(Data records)
★ ★ ★ ★

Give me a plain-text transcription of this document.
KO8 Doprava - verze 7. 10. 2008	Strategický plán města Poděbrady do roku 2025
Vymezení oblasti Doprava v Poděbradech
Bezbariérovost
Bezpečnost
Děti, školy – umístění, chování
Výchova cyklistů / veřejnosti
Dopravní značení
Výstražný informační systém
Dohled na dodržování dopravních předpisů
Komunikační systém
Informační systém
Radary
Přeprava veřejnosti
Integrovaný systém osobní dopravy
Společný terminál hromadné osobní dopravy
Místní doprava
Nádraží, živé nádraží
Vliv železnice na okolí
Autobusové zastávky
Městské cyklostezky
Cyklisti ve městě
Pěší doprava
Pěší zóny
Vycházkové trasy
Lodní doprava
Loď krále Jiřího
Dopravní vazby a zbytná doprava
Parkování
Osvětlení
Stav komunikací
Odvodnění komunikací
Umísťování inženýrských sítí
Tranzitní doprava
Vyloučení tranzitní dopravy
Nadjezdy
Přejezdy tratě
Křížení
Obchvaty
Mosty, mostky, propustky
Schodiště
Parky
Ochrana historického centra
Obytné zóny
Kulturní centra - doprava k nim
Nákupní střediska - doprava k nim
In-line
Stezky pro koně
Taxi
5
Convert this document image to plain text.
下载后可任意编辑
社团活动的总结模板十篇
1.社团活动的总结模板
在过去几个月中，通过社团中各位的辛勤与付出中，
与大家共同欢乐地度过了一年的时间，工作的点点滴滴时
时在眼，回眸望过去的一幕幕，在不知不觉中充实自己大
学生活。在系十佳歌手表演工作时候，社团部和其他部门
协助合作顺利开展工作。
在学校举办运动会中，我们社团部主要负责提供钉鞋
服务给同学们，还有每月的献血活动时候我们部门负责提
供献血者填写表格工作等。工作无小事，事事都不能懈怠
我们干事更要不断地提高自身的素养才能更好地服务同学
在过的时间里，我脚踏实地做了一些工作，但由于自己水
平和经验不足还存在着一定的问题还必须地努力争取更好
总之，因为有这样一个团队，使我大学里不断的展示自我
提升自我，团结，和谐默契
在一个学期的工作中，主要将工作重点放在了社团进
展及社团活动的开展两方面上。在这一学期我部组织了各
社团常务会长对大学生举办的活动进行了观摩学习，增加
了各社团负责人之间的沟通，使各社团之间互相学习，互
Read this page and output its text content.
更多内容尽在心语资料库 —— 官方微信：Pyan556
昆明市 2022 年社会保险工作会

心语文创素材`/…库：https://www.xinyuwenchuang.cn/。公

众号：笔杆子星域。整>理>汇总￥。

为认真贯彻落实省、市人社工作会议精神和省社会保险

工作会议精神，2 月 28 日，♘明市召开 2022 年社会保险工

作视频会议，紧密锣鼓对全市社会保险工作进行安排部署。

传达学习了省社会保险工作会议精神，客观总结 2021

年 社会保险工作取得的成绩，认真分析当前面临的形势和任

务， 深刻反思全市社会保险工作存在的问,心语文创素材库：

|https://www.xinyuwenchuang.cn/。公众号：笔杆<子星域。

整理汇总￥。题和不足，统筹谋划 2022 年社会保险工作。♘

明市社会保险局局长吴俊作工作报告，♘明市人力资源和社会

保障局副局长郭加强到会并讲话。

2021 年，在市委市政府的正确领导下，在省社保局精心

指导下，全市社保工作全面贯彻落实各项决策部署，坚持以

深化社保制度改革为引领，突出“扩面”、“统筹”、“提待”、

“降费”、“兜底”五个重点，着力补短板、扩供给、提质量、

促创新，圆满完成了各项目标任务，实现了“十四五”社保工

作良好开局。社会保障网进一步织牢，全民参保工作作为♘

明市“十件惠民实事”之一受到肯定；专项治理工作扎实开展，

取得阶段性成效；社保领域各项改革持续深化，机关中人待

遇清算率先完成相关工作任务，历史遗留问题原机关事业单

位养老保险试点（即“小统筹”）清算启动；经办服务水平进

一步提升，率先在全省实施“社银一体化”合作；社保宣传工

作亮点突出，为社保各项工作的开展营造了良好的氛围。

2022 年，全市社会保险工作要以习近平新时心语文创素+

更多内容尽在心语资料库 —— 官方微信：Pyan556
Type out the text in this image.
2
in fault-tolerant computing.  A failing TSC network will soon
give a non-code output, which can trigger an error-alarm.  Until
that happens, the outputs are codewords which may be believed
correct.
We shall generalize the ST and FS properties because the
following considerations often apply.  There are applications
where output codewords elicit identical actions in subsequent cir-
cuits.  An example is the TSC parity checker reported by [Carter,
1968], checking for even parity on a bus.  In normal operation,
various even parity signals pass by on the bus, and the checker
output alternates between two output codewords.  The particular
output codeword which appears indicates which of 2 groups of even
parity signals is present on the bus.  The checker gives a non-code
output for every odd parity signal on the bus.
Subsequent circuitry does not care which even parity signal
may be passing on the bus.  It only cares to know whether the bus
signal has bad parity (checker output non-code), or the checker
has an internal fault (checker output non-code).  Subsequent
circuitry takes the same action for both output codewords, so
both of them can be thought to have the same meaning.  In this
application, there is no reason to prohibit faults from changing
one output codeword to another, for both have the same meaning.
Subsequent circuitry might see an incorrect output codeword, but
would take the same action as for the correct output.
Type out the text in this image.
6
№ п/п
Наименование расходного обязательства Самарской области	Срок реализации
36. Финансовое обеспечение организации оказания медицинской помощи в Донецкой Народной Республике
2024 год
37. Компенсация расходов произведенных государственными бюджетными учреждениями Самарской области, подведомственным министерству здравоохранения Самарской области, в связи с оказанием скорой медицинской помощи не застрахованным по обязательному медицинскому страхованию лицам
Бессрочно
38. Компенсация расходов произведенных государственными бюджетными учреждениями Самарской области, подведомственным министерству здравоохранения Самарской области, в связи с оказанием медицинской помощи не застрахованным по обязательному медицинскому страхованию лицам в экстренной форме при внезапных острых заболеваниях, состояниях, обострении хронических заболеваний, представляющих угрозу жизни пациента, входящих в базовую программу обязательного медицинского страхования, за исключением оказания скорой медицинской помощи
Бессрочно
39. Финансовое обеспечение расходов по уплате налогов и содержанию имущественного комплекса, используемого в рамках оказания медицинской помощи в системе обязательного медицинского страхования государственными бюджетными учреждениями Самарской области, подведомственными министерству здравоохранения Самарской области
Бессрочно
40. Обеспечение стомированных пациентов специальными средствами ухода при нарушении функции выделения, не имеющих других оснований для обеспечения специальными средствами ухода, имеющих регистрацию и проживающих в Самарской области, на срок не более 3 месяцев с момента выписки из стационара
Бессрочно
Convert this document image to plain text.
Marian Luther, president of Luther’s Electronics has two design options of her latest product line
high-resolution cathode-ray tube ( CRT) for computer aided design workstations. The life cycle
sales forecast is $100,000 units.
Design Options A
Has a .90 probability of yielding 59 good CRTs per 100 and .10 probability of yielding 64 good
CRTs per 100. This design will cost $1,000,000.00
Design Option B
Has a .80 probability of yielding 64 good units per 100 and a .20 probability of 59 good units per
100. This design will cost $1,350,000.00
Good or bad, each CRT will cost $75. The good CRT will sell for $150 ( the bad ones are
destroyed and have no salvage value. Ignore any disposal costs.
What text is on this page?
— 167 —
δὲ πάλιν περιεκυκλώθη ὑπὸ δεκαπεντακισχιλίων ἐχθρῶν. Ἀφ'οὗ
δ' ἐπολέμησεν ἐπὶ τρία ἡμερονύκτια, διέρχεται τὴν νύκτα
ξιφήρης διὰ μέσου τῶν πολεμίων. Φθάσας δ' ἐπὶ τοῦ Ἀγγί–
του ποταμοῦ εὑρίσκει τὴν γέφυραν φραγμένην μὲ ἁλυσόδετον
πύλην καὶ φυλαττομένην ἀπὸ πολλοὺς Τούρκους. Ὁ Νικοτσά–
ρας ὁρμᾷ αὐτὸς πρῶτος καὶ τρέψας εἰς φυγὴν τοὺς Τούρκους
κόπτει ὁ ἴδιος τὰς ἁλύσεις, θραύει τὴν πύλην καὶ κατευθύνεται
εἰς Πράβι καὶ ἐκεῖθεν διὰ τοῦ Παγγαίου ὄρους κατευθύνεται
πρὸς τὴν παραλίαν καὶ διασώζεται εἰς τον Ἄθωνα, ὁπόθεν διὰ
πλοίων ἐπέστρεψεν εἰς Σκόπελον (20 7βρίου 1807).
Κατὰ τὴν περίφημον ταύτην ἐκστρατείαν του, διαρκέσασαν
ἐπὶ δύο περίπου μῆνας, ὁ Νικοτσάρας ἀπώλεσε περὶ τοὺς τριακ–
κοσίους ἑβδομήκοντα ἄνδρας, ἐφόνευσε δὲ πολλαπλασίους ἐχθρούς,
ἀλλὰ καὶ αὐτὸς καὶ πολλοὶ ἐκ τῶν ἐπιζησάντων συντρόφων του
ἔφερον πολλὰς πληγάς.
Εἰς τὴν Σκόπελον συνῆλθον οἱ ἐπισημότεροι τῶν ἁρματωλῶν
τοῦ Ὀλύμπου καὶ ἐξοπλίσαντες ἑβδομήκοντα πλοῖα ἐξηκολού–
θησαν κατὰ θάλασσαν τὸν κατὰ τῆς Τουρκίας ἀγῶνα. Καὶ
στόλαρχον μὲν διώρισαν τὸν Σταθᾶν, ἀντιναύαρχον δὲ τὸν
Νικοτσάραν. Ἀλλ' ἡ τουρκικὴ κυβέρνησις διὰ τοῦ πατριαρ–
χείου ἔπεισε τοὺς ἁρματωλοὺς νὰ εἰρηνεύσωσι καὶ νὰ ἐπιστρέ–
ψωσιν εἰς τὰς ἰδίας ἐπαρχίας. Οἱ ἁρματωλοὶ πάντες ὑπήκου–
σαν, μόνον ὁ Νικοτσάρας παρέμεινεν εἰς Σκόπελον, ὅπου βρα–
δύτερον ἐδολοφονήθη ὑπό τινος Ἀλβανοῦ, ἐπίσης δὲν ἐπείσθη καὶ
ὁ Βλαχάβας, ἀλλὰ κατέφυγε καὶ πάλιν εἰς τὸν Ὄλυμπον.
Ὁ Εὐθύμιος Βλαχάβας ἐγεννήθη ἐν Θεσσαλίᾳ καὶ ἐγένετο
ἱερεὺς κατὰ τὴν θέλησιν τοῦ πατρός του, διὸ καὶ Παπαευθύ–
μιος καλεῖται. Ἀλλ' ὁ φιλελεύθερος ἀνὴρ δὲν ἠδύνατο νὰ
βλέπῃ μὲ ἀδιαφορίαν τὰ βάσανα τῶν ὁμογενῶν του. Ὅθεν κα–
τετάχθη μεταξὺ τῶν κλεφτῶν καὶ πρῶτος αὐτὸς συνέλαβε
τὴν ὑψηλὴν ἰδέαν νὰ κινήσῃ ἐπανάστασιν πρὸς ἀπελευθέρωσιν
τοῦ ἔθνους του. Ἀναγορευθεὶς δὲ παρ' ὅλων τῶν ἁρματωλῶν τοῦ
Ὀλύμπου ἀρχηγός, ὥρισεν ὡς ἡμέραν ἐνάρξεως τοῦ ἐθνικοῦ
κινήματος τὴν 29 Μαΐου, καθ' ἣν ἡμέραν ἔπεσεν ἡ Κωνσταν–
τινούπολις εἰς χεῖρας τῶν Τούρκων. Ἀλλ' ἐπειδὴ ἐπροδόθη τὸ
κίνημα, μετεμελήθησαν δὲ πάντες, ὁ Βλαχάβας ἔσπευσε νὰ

★ ★ ★ ★

[Required work]: Locate all lines holding the word "здравоохранения", then copy them out.

[Answer for the task]:
37. Компенсация расходов произведенных государственными бюджетными учреждениями Самарской области, подведомственным министерству здравоохранения Самарской области, в связи с оказанием скорой медицинской помощи не застрахованным по обязательному медицинскому страхованию лицам
38. Компенсация расходов произведенных государственными бюджетными учреждениями Самарской области, подведомственным министерству здравоохранения Самарской области, в связи с оказанием медицинской помощи не застрахованным по обязательному медицинскому страхованию лицам в экстренной форме при внезапных острых заболеваниях, состояниях, обострении хронических заболеваний, представляющих угрозу жизни пациента, входящих в базовую программу обязательного медицинского страхования, за исключением оказания скорой медицинской помощи
39. Финансовое обеспечение расходов по уплате налогов и содержанию имущественного комплекса, используемого в рамках оказания медицинской помощи в системе обязательного медицинского страхования государственными бюджетными учреждениями Самарской области, подведомственными министерству здравоохранения Самарской области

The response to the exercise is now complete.